__To be done__
Print out every record exactly as it appears.

========================================

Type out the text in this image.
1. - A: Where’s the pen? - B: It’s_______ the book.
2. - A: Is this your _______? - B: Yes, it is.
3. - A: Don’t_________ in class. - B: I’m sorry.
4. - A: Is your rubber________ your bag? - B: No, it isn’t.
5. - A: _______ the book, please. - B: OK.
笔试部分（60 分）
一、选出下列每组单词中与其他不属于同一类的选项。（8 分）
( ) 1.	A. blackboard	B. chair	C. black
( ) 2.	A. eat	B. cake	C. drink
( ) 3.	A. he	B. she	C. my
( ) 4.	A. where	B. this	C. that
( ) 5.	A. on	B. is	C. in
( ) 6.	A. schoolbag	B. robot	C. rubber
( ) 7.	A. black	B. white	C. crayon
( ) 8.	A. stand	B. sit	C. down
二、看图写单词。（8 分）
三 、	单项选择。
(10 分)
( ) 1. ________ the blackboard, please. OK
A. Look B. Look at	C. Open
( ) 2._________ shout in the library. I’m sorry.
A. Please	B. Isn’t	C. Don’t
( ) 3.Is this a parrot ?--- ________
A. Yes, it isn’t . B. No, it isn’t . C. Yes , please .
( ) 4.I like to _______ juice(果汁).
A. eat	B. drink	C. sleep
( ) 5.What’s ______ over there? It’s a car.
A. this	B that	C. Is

========================================

__Correct output__
Type out the text in this image.
1. - A: Where’s the pen? - B: It’s_______ the book.
2. - A: Is this your _______? - B: Yes, it is.
3. - A: Don’t_________ in class. - B: I’m sorry.
4. - A: Is your rubber________ your bag? - B: No, it isn’t.
5. - A: _______ the book, please. - B: OK.
笔试部分（60 分）
一、选出下列每组单词中与其他不属于同一类的选项。（8 分）
( ) 1.	A. blackboard	B. chair	C. black
( ) 2.	A. eat	B. cake	C. drink
( ) 3.	A. he	B. she	C. my
( ) 4.	A. where	B. this	C. that
( ) 5.	A. on	B. is	C. in
( ) 6.	A. schoolbag	B. robot	C. rubber
( ) 7.	A. black	B. white	C. crayon
( ) 8.	A. stand	B. sit	C. down
二、看图写单词。（8 分）
三 、	单项选择。
(10 分)
( ) 1. ________ the blackboard, please. OK
A. Look B. Look at	C. Open
( ) 2._________ shout in the library. I’m sorry.
A. Please	B. Isn’t	C. Don’t
( ) 3.Is this a parrot ?--- ________
A. Yes, it isn’t . B. No, it isn’t . C. Yes , please .
( ) 4.I like to _______ juice(果汁).
A. eat	B. drink	C. sleep
( ) 5.What’s ______ over there? It’s a car.
A. this	B that	C. Is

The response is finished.